— begin Given records —
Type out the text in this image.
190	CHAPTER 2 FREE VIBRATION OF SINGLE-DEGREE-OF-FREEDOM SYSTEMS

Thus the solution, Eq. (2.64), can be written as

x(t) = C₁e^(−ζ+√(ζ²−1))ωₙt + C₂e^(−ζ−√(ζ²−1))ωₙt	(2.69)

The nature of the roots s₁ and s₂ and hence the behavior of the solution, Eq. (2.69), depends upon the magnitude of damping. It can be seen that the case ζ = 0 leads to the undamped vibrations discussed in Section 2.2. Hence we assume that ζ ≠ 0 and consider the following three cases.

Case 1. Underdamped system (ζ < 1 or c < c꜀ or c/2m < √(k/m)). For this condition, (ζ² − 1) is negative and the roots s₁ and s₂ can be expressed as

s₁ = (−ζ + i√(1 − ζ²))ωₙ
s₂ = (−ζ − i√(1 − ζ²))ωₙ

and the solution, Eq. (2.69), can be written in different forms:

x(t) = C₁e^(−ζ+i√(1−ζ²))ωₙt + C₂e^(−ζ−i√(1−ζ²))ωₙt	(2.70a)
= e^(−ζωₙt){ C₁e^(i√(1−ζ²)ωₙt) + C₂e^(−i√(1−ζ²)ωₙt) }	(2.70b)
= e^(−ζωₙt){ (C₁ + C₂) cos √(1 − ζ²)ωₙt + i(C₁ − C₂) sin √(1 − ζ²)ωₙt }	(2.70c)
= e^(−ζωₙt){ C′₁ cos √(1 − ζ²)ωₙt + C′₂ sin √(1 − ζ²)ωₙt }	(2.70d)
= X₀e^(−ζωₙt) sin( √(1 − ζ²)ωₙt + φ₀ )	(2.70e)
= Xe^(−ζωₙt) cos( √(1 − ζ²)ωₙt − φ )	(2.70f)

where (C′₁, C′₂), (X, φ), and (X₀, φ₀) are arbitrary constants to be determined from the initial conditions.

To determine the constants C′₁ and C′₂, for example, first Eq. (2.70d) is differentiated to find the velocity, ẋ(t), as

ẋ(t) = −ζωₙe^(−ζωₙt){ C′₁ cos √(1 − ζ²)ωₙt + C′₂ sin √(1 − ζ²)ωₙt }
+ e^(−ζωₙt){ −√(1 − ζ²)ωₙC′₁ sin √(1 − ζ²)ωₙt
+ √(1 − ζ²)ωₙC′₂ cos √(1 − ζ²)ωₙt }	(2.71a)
— end Given records —
— begin Given records —
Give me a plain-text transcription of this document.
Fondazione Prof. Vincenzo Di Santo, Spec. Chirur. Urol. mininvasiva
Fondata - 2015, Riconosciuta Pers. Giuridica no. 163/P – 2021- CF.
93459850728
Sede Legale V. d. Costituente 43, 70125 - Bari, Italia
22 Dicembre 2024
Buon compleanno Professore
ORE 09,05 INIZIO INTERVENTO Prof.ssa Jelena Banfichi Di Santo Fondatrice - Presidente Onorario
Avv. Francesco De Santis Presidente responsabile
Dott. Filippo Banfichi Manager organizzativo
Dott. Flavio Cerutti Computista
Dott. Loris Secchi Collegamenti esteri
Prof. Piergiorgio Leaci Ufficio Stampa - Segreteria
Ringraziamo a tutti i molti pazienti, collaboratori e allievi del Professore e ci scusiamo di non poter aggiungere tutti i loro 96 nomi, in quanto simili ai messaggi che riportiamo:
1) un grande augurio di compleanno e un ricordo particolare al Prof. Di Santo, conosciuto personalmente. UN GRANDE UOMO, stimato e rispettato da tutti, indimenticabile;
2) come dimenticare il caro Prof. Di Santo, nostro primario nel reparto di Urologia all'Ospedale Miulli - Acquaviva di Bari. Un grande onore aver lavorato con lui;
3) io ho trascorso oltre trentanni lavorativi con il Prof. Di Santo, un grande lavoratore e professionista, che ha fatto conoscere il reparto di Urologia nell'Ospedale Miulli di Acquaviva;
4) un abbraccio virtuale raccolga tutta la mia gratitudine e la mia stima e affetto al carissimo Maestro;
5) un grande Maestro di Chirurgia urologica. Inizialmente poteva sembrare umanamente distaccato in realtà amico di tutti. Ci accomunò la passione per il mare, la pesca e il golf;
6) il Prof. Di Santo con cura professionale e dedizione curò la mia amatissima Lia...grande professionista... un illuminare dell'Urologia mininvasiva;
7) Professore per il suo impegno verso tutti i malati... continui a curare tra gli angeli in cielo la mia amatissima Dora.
— end Given records —
— begin Given records —
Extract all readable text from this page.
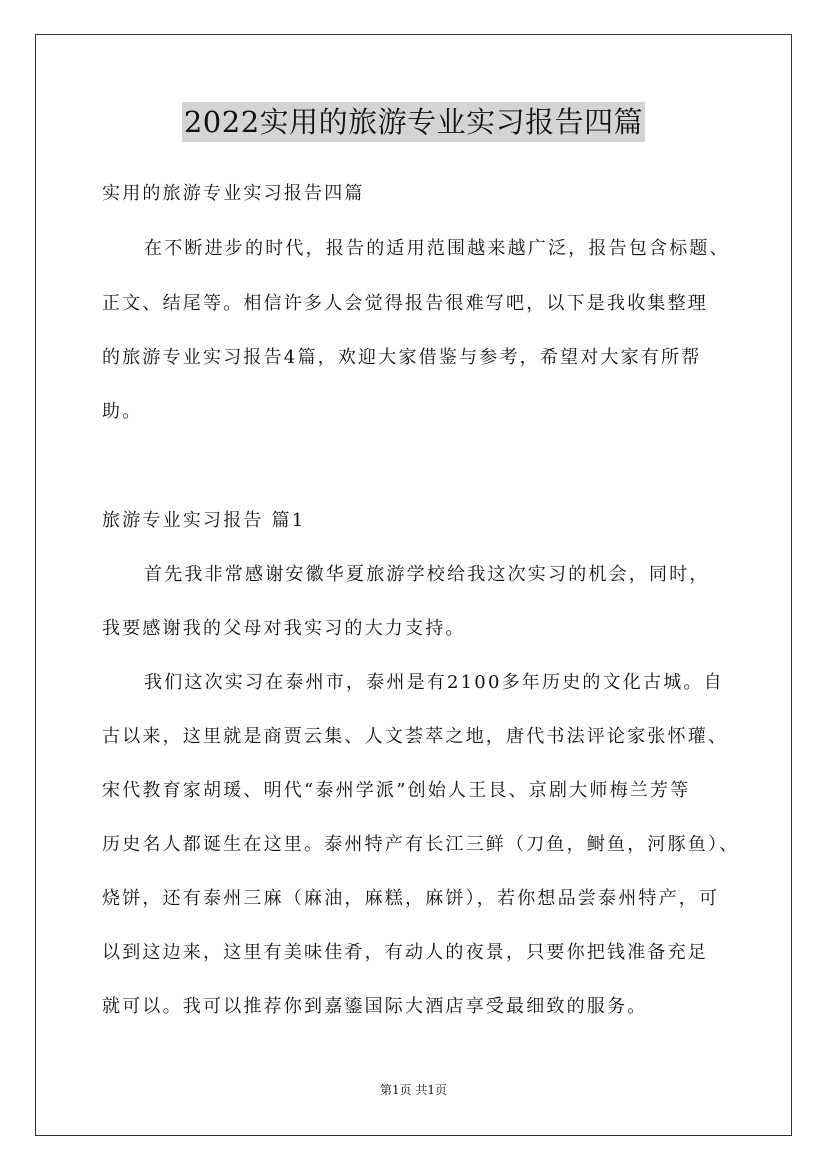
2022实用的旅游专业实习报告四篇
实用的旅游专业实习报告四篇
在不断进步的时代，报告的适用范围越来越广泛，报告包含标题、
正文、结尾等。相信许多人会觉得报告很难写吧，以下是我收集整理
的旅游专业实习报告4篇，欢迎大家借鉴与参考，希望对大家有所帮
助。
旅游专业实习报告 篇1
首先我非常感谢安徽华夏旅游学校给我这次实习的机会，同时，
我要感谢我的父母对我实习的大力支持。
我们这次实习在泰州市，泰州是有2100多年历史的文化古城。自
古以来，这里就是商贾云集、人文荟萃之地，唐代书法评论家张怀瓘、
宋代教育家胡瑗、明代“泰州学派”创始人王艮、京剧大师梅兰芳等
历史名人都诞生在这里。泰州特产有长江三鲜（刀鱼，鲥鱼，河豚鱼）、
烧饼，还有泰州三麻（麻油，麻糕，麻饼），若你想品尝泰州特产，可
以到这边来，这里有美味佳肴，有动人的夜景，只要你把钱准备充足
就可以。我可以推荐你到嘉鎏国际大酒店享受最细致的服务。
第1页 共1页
— end Given records —
= What is needed =
State how many lines of the listing above include the word "professionista". Give nothing but the number.

= Answer to this task =
2